*GIVEN ENTRIES*
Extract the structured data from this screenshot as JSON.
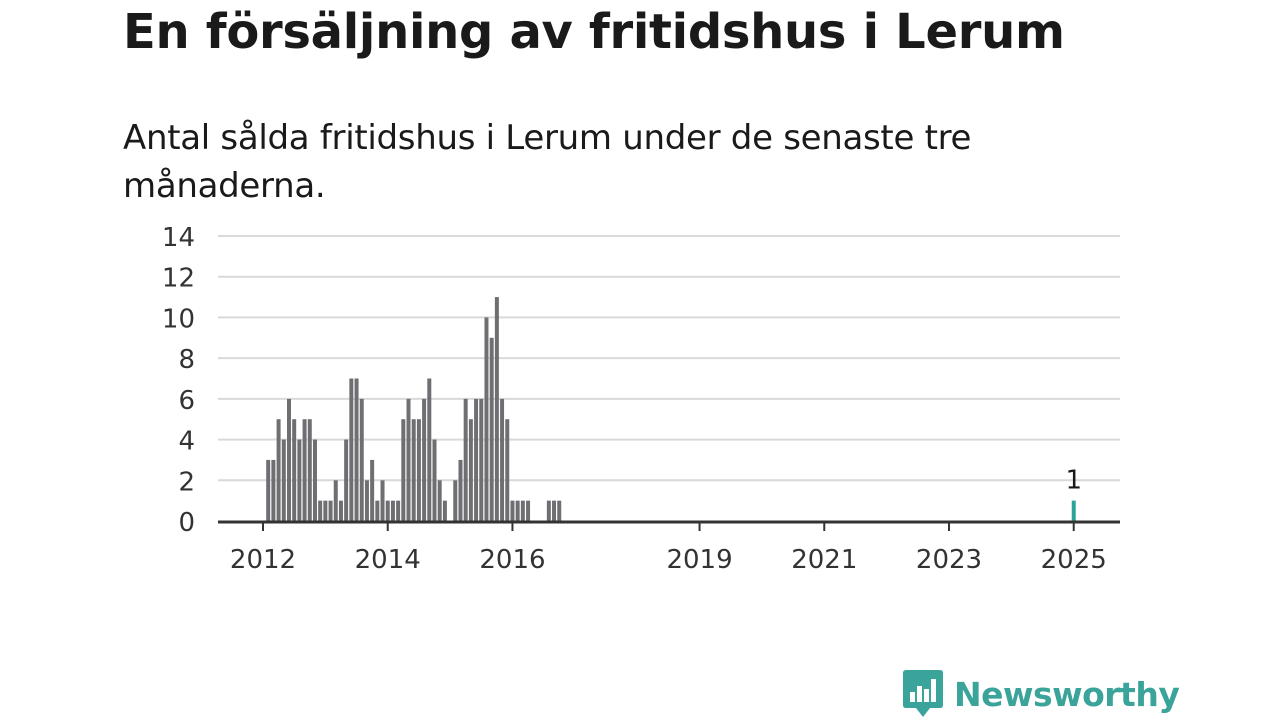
{
  "header": {
    "title": "En försäljning av fritidshus i Lerum",
    "subtitle": "Antal sålda fritidshus i Lerum under de senaste tre månaderna."
  },
  "brand": {
    "name": "Newsworthy",
    "color": "#3aa39a"
  },
  "colors": {
    "bar": "#6e6e73",
    "highlight": "#2aa39a",
    "grid": "#d9d9d9",
    "axis": "#333333"
  },
  "chart_data": {
    "type": "bar",
    "title": "En försäljning av fritidshus i Lerum",
    "subtitle": "Antal sålda fritidshus i Lerum under de senaste tre månaderna.",
    "xlabel": "",
    "ylabel": "",
    "ylim": [
      0,
      14
    ],
    "yticks": [
      0,
      2,
      4,
      6,
      8,
      10,
      12,
      14
    ],
    "xticks": [
      "2012",
      "2014",
      "2016",
      "2019",
      "2021",
      "2023",
      "2025"
    ],
    "grid": true,
    "start": "2011-12",
    "values": [
      0,
      0,
      3,
      3,
      5,
      4,
      6,
      5,
      4,
      5,
      5,
      4,
      1,
      1,
      1,
      2,
      1,
      4,
      7,
      7,
      6,
      2,
      3,
      1,
      2,
      1,
      1,
      1,
      5,
      6,
      5,
      5,
      6,
      7,
      4,
      2,
      1,
      0,
      2,
      3,
      6,
      5,
      6,
      6,
      10,
      9,
      11,
      6,
      5,
      1,
      1,
      1,
      1,
      0,
      0,
      0,
      1,
      1,
      1,
      0,
      0,
      0,
      0,
      0,
      0,
      0,
      0,
      0,
      0,
      0,
      0,
      0,
      0,
      0,
      0,
      0,
      0,
      0,
      0,
      0,
      0,
      0,
      0,
      0,
      0,
      0,
      0,
      0,
      0,
      0,
      0,
      0,
      0,
      0,
      0,
      0,
      0,
      0,
      0,
      0,
      0,
      0,
      0,
      0,
      0,
      0,
      0,
      0,
      0,
      0,
      0,
      0,
      0,
      0,
      0,
      0,
      0,
      0,
      0,
      0,
      0,
      0,
      0,
      0,
      0,
      0,
      0,
      0,
      0,
      0,
      0,
      0,
      0,
      0,
      0,
      0,
      0,
      0,
      0,
      0,
      0,
      0,
      0,
      0,
      0,
      0,
      0,
      0,
      0,
      0,
      0,
      0,
      0,
      0,
      0,
      0,
      0,
      1
    ],
    "highlight": {
      "label": "1",
      "value": 1,
      "color": "#2aa39a"
    }
  }
}
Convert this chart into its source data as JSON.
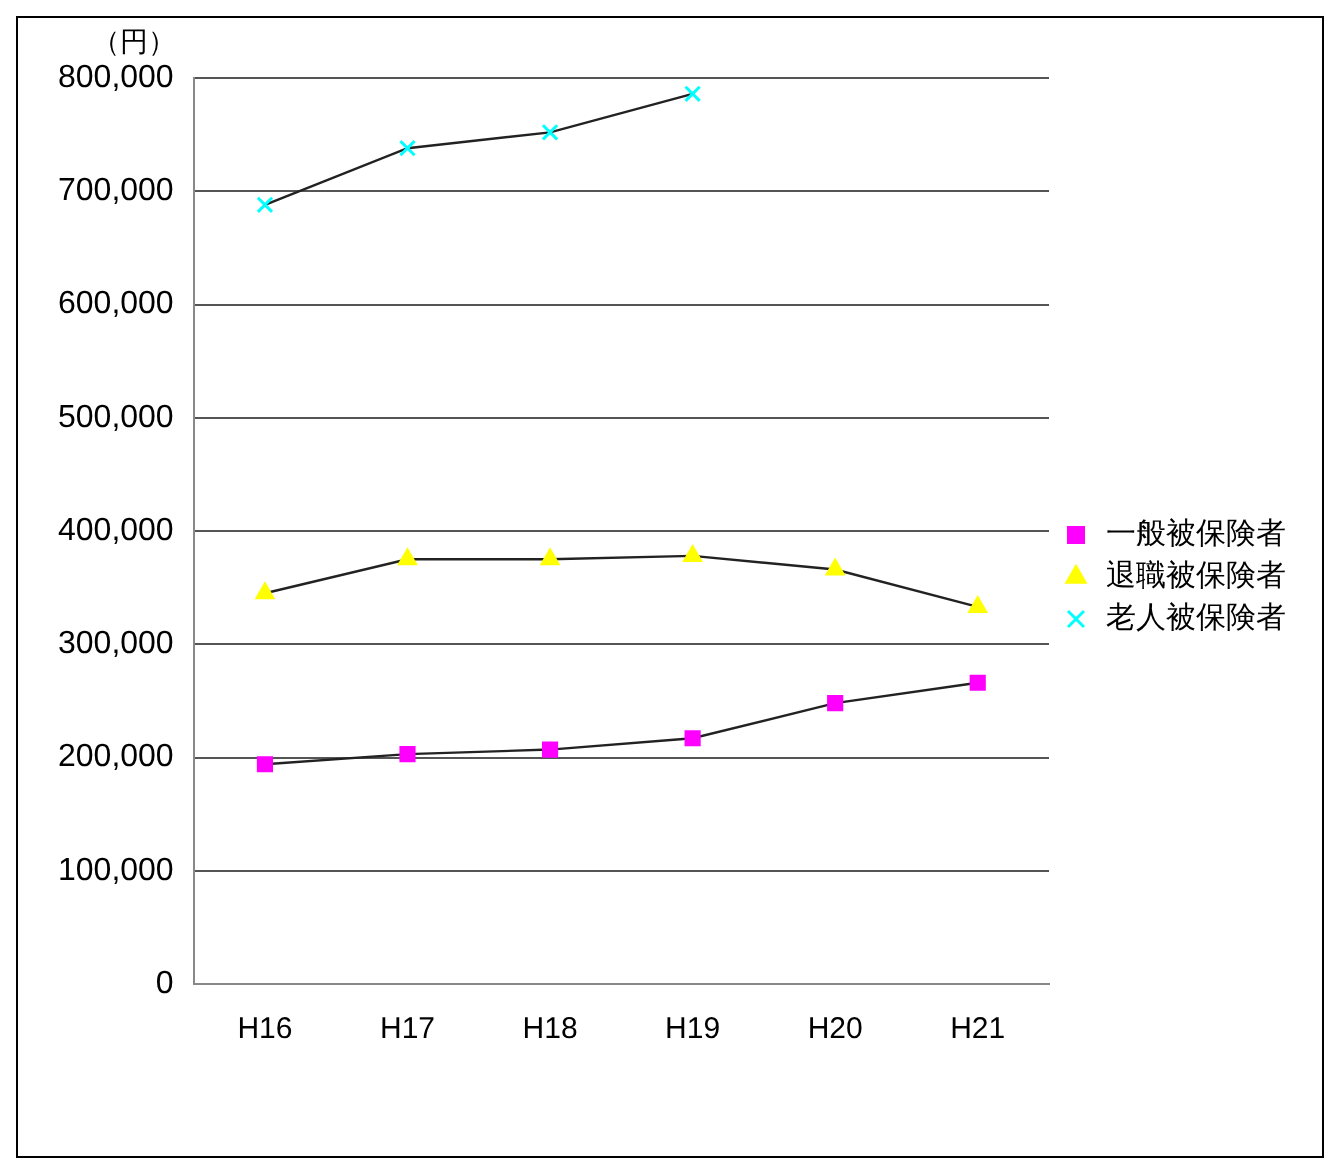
{
  "chart_data": {
    "type": "line",
    "ylabel": "（円）",
    "categories": [
      "H16",
      "H17",
      "H18",
      "H19",
      "H20",
      "H21"
    ],
    "series": [
      {
        "name": "一般被保険者",
        "color": "#ff00ff",
        "marker": "square",
        "values": [
          194000,
          203000,
          207000,
          217000,
          248000,
          266000
        ]
      },
      {
        "name": "退職被保険者",
        "color": "#ffff00",
        "marker": "triangle",
        "values": [
          345000,
          375000,
          375000,
          378000,
          366000,
          333000
        ]
      },
      {
        "name": "老人被保険者",
        "color": "#00ffff",
        "marker": "cross",
        "values": [
          688000,
          738000,
          752000,
          786000,
          null,
          null
        ]
      }
    ],
    "ylim": [
      0,
      800000
    ],
    "yticks": [
      0,
      {
        "value": 100000,
        "label": "100,000"
      },
      {
        "value": 200000,
        "label": "200,000"
      },
      {
        "value": 300000,
        "label": "300,000"
      },
      {
        "value": 400000,
        "label": "400,000"
      },
      {
        "value": 500000,
        "label": "500,000"
      },
      {
        "value": 600000,
        "label": "600,000"
      },
      {
        "value": 700000,
        "label": "700,000"
      },
      {
        "value": 800000,
        "label": "800,000"
      }
    ],
    "grid": "y",
    "legend": "right"
  }
}
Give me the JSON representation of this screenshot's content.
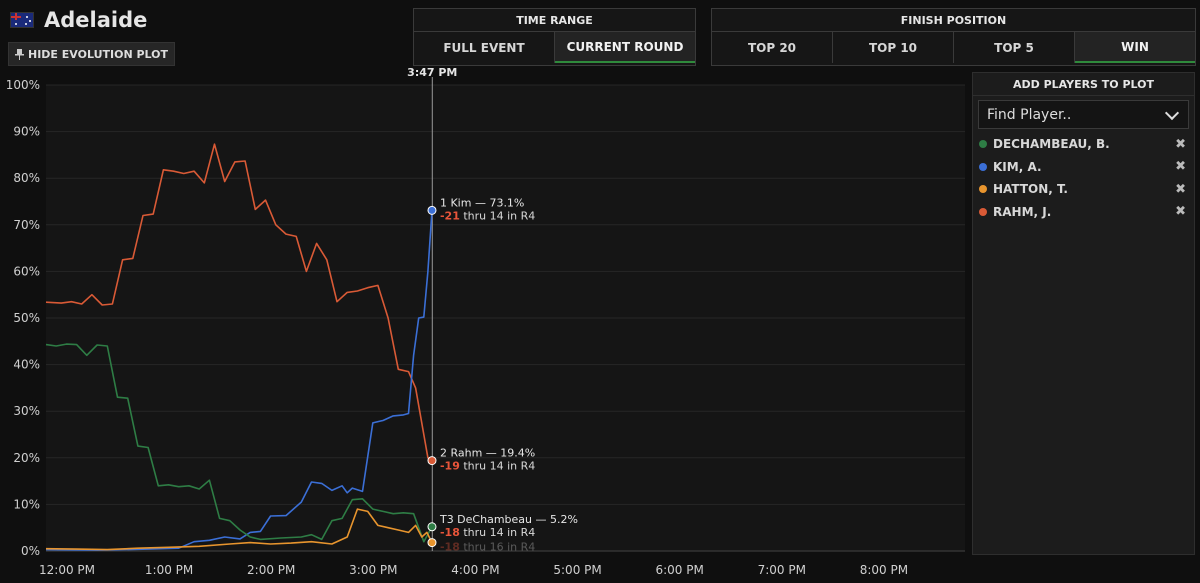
{
  "header": {
    "title": "Adelaide",
    "hide_button": "HIDE EVOLUTION PLOT",
    "pin_icon": "pin-icon",
    "flag_icon": "australia-flag-icon"
  },
  "time_range": {
    "title": "TIME RANGE",
    "options": [
      "FULL EVENT",
      "CURRENT ROUND"
    ],
    "selected": "CURRENT ROUND"
  },
  "finish_position": {
    "title": "FINISH POSITION",
    "options": [
      "TOP 20",
      "TOP 10",
      "TOP 5",
      "WIN"
    ],
    "selected": "WIN"
  },
  "players_panel": {
    "title": "ADD PLAYERS TO PLOT",
    "finder_placeholder": "Find Player..",
    "players": [
      {
        "name": "DECHAMBEAU, B.",
        "color": "#2e7d45"
      },
      {
        "name": "KIM, A.",
        "color": "#3b6fd6"
      },
      {
        "name": "HATTON, T.",
        "color": "#e8952e"
      },
      {
        "name": "RAHM, J.",
        "color": "#d95a36"
      }
    ]
  },
  "chart_data": {
    "type": "line",
    "y_ticks": [
      "0%",
      "10%",
      "20%",
      "30%",
      "40%",
      "50%",
      "60%",
      "70%",
      "80%",
      "90%",
      "100%"
    ],
    "ylim": [
      0,
      100
    ],
    "x_ticks": [
      "12:00 PM",
      "1:00 PM",
      "2:00 PM",
      "3:00 PM",
      "4:00 PM",
      "5:00 PM",
      "6:00 PM",
      "7:00 PM",
      "8:00 PM"
    ],
    "xlim_hours": [
      12,
      21
    ],
    "cursor_label": "3:47 PM",
    "cursor_hour": 15.783,
    "series": [
      {
        "name": "Rahm",
        "color": "#d95a36",
        "x": [
          12,
          12.15,
          12.25,
          12.35,
          12.45,
          12.55,
          12.65,
          12.75,
          12.85,
          12.95,
          13.05,
          13.15,
          13.25,
          13.35,
          13.45,
          13.55,
          13.65,
          13.75,
          13.85,
          13.95,
          14.05,
          14.15,
          14.25,
          14.35,
          14.45,
          14.55,
          14.65,
          14.75,
          14.85,
          14.95,
          15.05,
          15.15,
          15.25,
          15.35,
          15.45,
          15.55,
          15.62,
          15.66,
          15.7,
          15.74,
          15.78
        ],
        "y": [
          53.4,
          53.2,
          53.5,
          53,
          55,
          52.8,
          53,
          62.5,
          62.8,
          72,
          72.3,
          81.8,
          81.5,
          81,
          81.5,
          79,
          87.3,
          79.3,
          83.5,
          83.7,
          73.3,
          75.3,
          70,
          68,
          67.5,
          60,
          66,
          62.5,
          53.5,
          55.5,
          55.8,
          56.5,
          57,
          50,
          39,
          38.5,
          35,
          30,
          25,
          20,
          19.4
        ]
      },
      {
        "name": "Kim",
        "color": "#3b6fd6",
        "x": [
          12,
          12.5,
          13,
          13.3,
          13.45,
          13.6,
          13.75,
          13.9,
          14,
          14.1,
          14.2,
          14.35,
          14.5,
          14.6,
          14.7,
          14.8,
          14.9,
          14.95,
          15,
          15.1,
          15.2,
          15.3,
          15.4,
          15.5,
          15.55,
          15.6,
          15.65,
          15.7,
          15.74,
          15.78
        ],
        "y": [
          0.3,
          0.2,
          0.4,
          0.6,
          2,
          2.3,
          3,
          2.6,
          4,
          4.2,
          7.5,
          7.6,
          10.5,
          14.8,
          14.5,
          13,
          14,
          12.5,
          13.5,
          12.8,
          27.5,
          28,
          29,
          29.2,
          29.5,
          42,
          50,
          50.2,
          60,
          73.1
        ]
      },
      {
        "name": "DeChambeau",
        "color": "#2e7d45",
        "x": [
          12,
          12.1,
          12.2,
          12.3,
          12.4,
          12.5,
          12.6,
          12.7,
          12.8,
          12.9,
          13,
          13.1,
          13.2,
          13.3,
          13.4,
          13.5,
          13.6,
          13.7,
          13.8,
          13.9,
          14,
          14.1,
          14.3,
          14.5,
          14.6,
          14.7,
          14.8,
          14.9,
          15,
          15.1,
          15.2,
          15.3,
          15.4,
          15.5,
          15.6,
          15.65,
          15.7,
          15.78
        ],
        "y": [
          44.3,
          44,
          44.4,
          44.3,
          42,
          44.2,
          44,
          33,
          32.8,
          22.5,
          22.2,
          14,
          14.2,
          13.8,
          14,
          13.3,
          15.2,
          7,
          6.5,
          4.5,
          3,
          2.5,
          2.8,
          3,
          3.5,
          2.5,
          6.5,
          7,
          11,
          11.2,
          9,
          8.5,
          8,
          8.2,
          8,
          5,
          2,
          5.2
        ]
      },
      {
        "name": "Hatton",
        "color": "#e8952e",
        "x": [
          12,
          12.3,
          12.6,
          12.9,
          13.2,
          13.5,
          13.8,
          14,
          14.2,
          14.4,
          14.6,
          14.8,
          14.95,
          15.05,
          15.15,
          15.25,
          15.35,
          15.45,
          15.55,
          15.62,
          15.68,
          15.73,
          15.78
        ],
        "y": [
          0.5,
          0.4,
          0.3,
          0.6,
          0.8,
          1,
          1.5,
          1.8,
          1.5,
          1.7,
          2,
          1.5,
          3,
          9,
          8.5,
          5.5,
          5,
          4.5,
          4,
          5.5,
          3,
          4,
          1.8
        ]
      }
    ],
    "annotations": [
      {
        "series": "Kim",
        "label": "1 Kim — 73.1%",
        "score": "-21",
        "detail": "thru 14 in R4",
        "value": 73.1
      },
      {
        "series": "Rahm",
        "label": "2 Rahm — 19.4%",
        "score": "-19",
        "detail": "thru 14 in R4",
        "value": 19.4
      },
      {
        "series": "DeChambeau",
        "label": "T3 DeChambeau — 5.2%",
        "score": "-18",
        "detail": "thru 14 in R4",
        "value": 5.2
      },
      {
        "series": "Hatton",
        "label": "",
        "score": "-18",
        "detail": "thru 16 in R4",
        "value": 1.8
      }
    ]
  }
}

*WHAT TO PRODUCE*
Spot every line that holds "name" and copy it.

*RESULT*
    "name": "Newsworthy",
        "name": "一般被保険者",
        "name": "退職被保険者",
        "name": "老人被保険者",
        "name": "DECHAMBEAU, B.",
        "name": "KIM, A.",
        "name": "HATTON, T.",
        "name": "RAHM, J.",
        "name": "Rahm",
        "name": "Kim",
        "name": "DeChambeau",
        "name": "Hatton",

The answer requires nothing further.